[To do] An exact copy of all the data is required, with pictures left out.
:::::
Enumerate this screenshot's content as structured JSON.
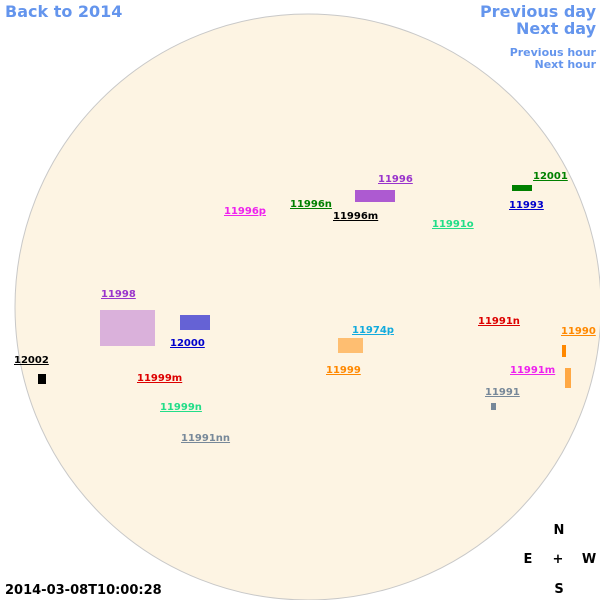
{
  "nav": {
    "back": "Back to 2014",
    "previous_day": "Previous day",
    "next_day": "Next day",
    "previous_hour": "Previous hour",
    "next_hour": "Next hour"
  },
  "regions": [
    {
      "label": "11996",
      "color": "#9933cc"
    },
    {
      "label": "12001",
      "color": "#008000"
    },
    {
      "label": "11996n",
      "color": "#008000"
    },
    {
      "label": "11996p",
      "color": "#ee22ee"
    },
    {
      "label": "11996m",
      "color": "#000000"
    },
    {
      "label": "11993",
      "color": "#0000cc"
    },
    {
      "label": "11991o",
      "color": "#22dd88"
    },
    {
      "label": "11998",
      "color": "#9933cc"
    },
    {
      "label": "12000",
      "color": "#0000cc"
    },
    {
      "label": "11974p",
      "color": "#11aadd"
    },
    {
      "label": "11991n",
      "color": "#dd0000"
    },
    {
      "label": "11990",
      "color": "#ff8800"
    },
    {
      "label": "12002",
      "color": "#000000"
    },
    {
      "label": "11999m",
      "color": "#dd0000"
    },
    {
      "label": "11999",
      "color": "#ff8800"
    },
    {
      "label": "11991m",
      "color": "#ee22ee"
    },
    {
      "label": "11991",
      "color": "#778899"
    },
    {
      "label": "11999n",
      "color": "#22dd88"
    },
    {
      "label": "11991nn",
      "color": "#778899"
    }
  ],
  "compass": {
    "north": "N",
    "east": "E",
    "center": "+",
    "west": "W",
    "south": "S"
  },
  "timestamp": "2014-03-08T10:00:28"
}
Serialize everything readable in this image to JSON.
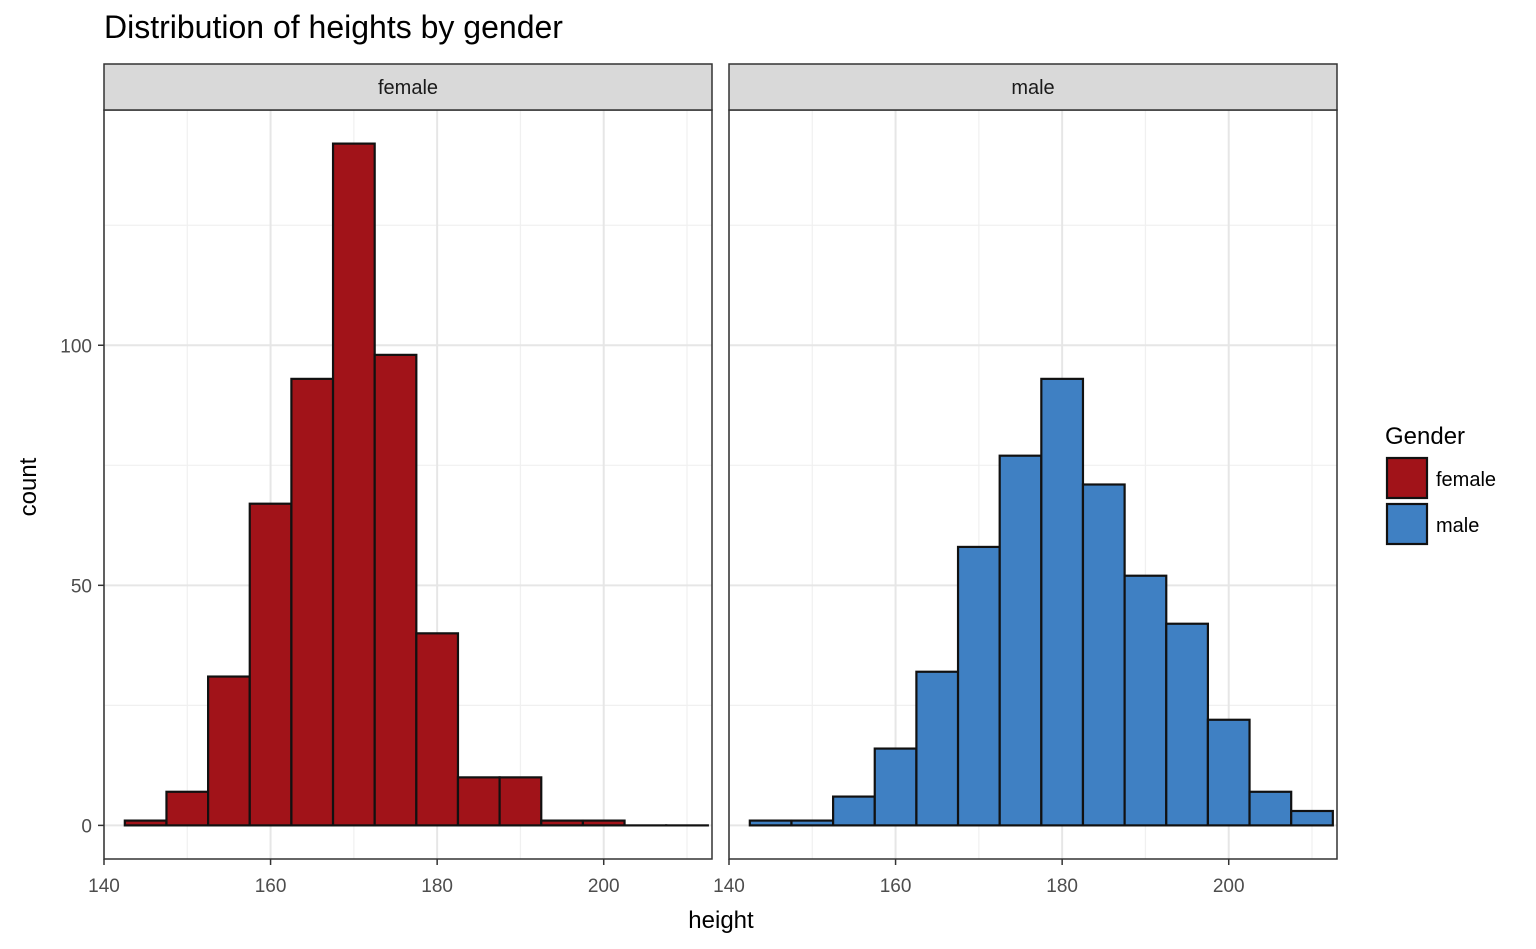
{
  "colors": {
    "female": "#a11319",
    "male": "#3f80c3"
  },
  "chart_data": {
    "type": "bar",
    "title": "Distribution of heights by gender",
    "xlabel": "height",
    "ylabel": "count",
    "xlim": [
      140,
      213
    ],
    "ylim": [
      -7,
      149
    ],
    "x_ticks": [
      140,
      160,
      180,
      200
    ],
    "y_ticks": [
      0,
      50,
      100
    ],
    "grid": true,
    "bin_width": 5,
    "legend": {
      "title": "Gender",
      "position": "right",
      "items": [
        {
          "label": "female",
          "color": "#a11319"
        },
        {
          "label": "male",
          "color": "#3f80c3"
        }
      ]
    },
    "panels": [
      {
        "name": "female",
        "color": "#a11319",
        "bin_starts": [
          142.5,
          147.5,
          152.5,
          157.5,
          162.5,
          167.5,
          172.5,
          177.5,
          182.5,
          187.5,
          192.5,
          197.5,
          202.5,
          207.5
        ],
        "values": [
          1,
          7,
          31,
          67,
          93,
          142,
          98,
          40,
          10,
          10,
          1,
          1,
          0,
          0
        ]
      },
      {
        "name": "male",
        "color": "#3f80c3",
        "bin_starts": [
          142.5,
          147.5,
          152.5,
          157.5,
          162.5,
          167.5,
          172.5,
          177.5,
          182.5,
          187.5,
          192.5,
          197.5,
          202.5,
          207.5
        ],
        "values": [
          1,
          1,
          6,
          16,
          32,
          58,
          77,
          93,
          71,
          52,
          42,
          22,
          7,
          3
        ]
      }
    ]
  }
}
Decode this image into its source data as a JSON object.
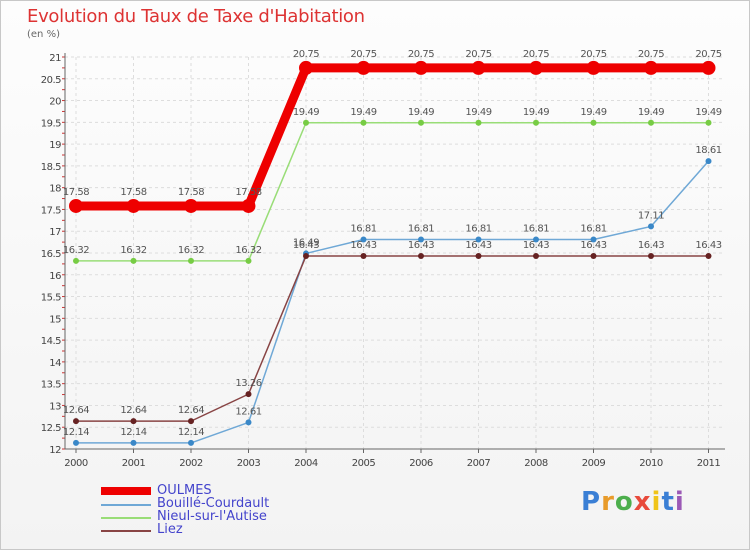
{
  "chart_data": {
    "type": "line",
    "title": "Evolution du Taux de Taxe d'Habitation",
    "subtitle": "(en %)",
    "x": [
      "2000",
      "2001",
      "2002",
      "2003",
      "2004",
      "2005",
      "2006",
      "2007",
      "2008",
      "2009",
      "2010",
      "2011"
    ],
    "ylim": [
      12,
      21
    ],
    "yticks": [
      "12",
      "12.5",
      "13",
      "13.5",
      "14",
      "14.5",
      "15",
      "15.5",
      "16",
      "16.5",
      "17",
      "17.5",
      "18",
      "18.5",
      "19",
      "19.5",
      "20",
      "20.5",
      "21"
    ],
    "grid": true,
    "legend_position": "bottom-left",
    "series": [
      {
        "name": "OULMES",
        "color": "#ee0000",
        "values": [
          17.58,
          17.58,
          17.58,
          17.58,
          20.75,
          20.75,
          20.75,
          20.75,
          20.75,
          20.75,
          20.75,
          20.75
        ]
      },
      {
        "name": "Bouillé-Courdault",
        "color": "#6fa8d6",
        "marker_color": "#3a88c8",
        "values": [
          12.14,
          12.14,
          12.14,
          12.61,
          16.49,
          16.81,
          16.81,
          16.81,
          16.81,
          16.81,
          17.11,
          18.61
        ]
      },
      {
        "name": "Nieul-sur-l'Autise",
        "color": "#99dd77",
        "marker_color": "#77cc44",
        "values": [
          16.32,
          16.32,
          16.32,
          16.32,
          19.49,
          19.49,
          19.49,
          19.49,
          19.49,
          19.49,
          19.49,
          19.49
        ]
      },
      {
        "name": "Liez",
        "color": "#884444",
        "marker_color": "#662222",
        "values": [
          12.64,
          12.64,
          12.64,
          13.26,
          16.43,
          16.43,
          16.43,
          16.43,
          16.43,
          16.43,
          16.43,
          16.43
        ]
      }
    ]
  },
  "logo": {
    "letters": [
      "P",
      "r",
      "o",
      "x",
      "i",
      "t",
      "i"
    ]
  }
}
:::::
[Correct output]
Enumerate this screenshot's content as structured JSON.
{
  "nav": {
    "back": "Back to 2014",
    "previous_day": "Previous day",
    "next_day": "Next day",
    "previous_hour": "Previous hour",
    "next_hour": "Next hour"
  },
  "regions": [
    {
      "label": "11996",
      "color": "#9933cc"
    },
    {
      "label": "12001",
      "color": "#008000"
    },
    {
      "label": "11996n",
      "color": "#008000"
    },
    {
      "label": "11996p",
      "color": "#ee22ee"
    },
    {
      "label": "11996m",
      "color": "#000000"
    },
    {
      "label": "11993",
      "color": "#0000cc"
    },
    {
      "label": "11991o",
      "color": "#22dd88"
    },
    {
      "label": "11998",
      "color": "#9933cc"
    },
    {
      "label": "12000",
      "color": "#0000cc"
    },
    {
      "label": "11974p",
      "color": "#11aadd"
    },
    {
      "label": "11991n",
      "color": "#dd0000"
    },
    {
      "label": "11990",
      "color": "#ff8800"
    },
    {
      "label": "12002",
      "color": "#000000"
    },
    {
      "label": "11999m",
      "color": "#dd0000"
    },
    {
      "label": "11999",
      "color": "#ff8800"
    },
    {
      "label": "11991m",
      "color": "#ee22ee"
    },
    {
      "label": "11991",
      "color": "#778899"
    },
    {
      "label": "11999n",
      "color": "#22dd88"
    },
    {
      "label": "11991nn",
      "color": "#778899"
    }
  ],
  "compass": {
    "north": "N",
    "east": "E",
    "center": "+",
    "west": "W",
    "south": "S"
  },
  "timestamp": "2014-03-08T10:00:28"
}
Serialize everything readable in this image to JSON.
{
  "colors": {
    "female": "#a11319",
    "male": "#3f80c3"
  },
  "chart_data": {
    "type": "bar",
    "title": "Distribution of heights by gender",
    "xlabel": "height",
    "ylabel": "count",
    "xlim": [
      140,
      213
    ],
    "ylim": [
      -7,
      149
    ],
    "x_ticks": [
      140,
      160,
      180,
      200
    ],
    "y_ticks": [
      0,
      50,
      100
    ],
    "grid": true,
    "bin_width": 5,
    "legend": {
      "title": "Gender",
      "position": "right",
      "items": [
        {
          "label": "female",
          "color": "#a11319"
        },
        {
          "label": "male",
          "color": "#3f80c3"
        }
      ]
    },
    "panels": [
      {
        "name": "female",
        "color": "#a11319",
        "bin_starts": [
          142.5,
          147.5,
          152.5,
          157.5,
          162.5,
          167.5,
          172.5,
          177.5,
          182.5,
          187.5,
          192.5,
          197.5,
          202.5,
          207.5
        ],
        "values": [
          1,
          7,
          31,
          67,
          93,
          142,
          98,
          40,
          10,
          10,
          1,
          1,
          0,
          0
        ]
      },
      {
        "name": "male",
        "color": "#3f80c3",
        "bin_starts": [
          142.5,
          147.5,
          152.5,
          157.5,
          162.5,
          167.5,
          172.5,
          177.5,
          182.5,
          187.5,
          192.5,
          197.5,
          202.5,
          207.5
        ],
        "values": [
          1,
          1,
          6,
          16,
          32,
          58,
          77,
          93,
          71,
          52,
          42,
          22,
          7,
          3
        ]
      }
    ]
  }
}
Decode this image into its source data as a JSON object.
{
  "chart_data": {
    "type": "line",
    "title": "Evolution du Taux de Taxe d'Habitation",
    "subtitle": "(en %)",
    "x": [
      "2000",
      "2001",
      "2002",
      "2003",
      "2004",
      "2005",
      "2006",
      "2007",
      "2008",
      "2009",
      "2010",
      "2011"
    ],
    "ylim": [
      12,
      21
    ],
    "yticks": [
      "12",
      "12.5",
      "13",
      "13.5",
      "14",
      "14.5",
      "15",
      "15.5",
      "16",
      "16.5",
      "17",
      "17.5",
      "18",
      "18.5",
      "19",
      "19.5",
      "20",
      "20.5",
      "21"
    ],
    "grid": true,
    "legend_position": "bottom-left",
    "series": [
      {
        "name": "OULMES",
        "color": "#ee0000",
        "values": [
          17.58,
          17.58,
          17.58,
          17.58,
          20.75,
          20.75,
          20.75,
          20.75,
          20.75,
          20.75,
          20.75,
          20.75
        ]
      },
      {
        "name": "Bouillé-Courdault",
        "color": "#6fa8d6",
        "marker_color": "#3a88c8",
        "values": [
          12.14,
          12.14,
          12.14,
          12.61,
          16.49,
          16.81,
          16.81,
          16.81,
          16.81,
          16.81,
          17.11,
          18.61
        ]
      },
      {
        "name": "Nieul-sur-l'Autise",
        "color": "#99dd77",
        "marker_color": "#77cc44",
        "values": [
          16.32,
          16.32,
          16.32,
          16.32,
          19.49,
          19.49,
          19.49,
          19.49,
          19.49,
          19.49,
          19.49,
          19.49
        ]
      },
      {
        "name": "Liez",
        "color": "#884444",
        "marker_color": "#662222",
        "values": [
          12.64,
          12.64,
          12.64,
          13.26,
          16.43,
          16.43,
          16.43,
          16.43,
          16.43,
          16.43,
          16.43,
          16.43
        ]
      }
    ]
  },
  "logo": {
    "letters": [
      "P",
      "r",
      "o",
      "x",
      "i",
      "t",
      "i"
    ]
  }
}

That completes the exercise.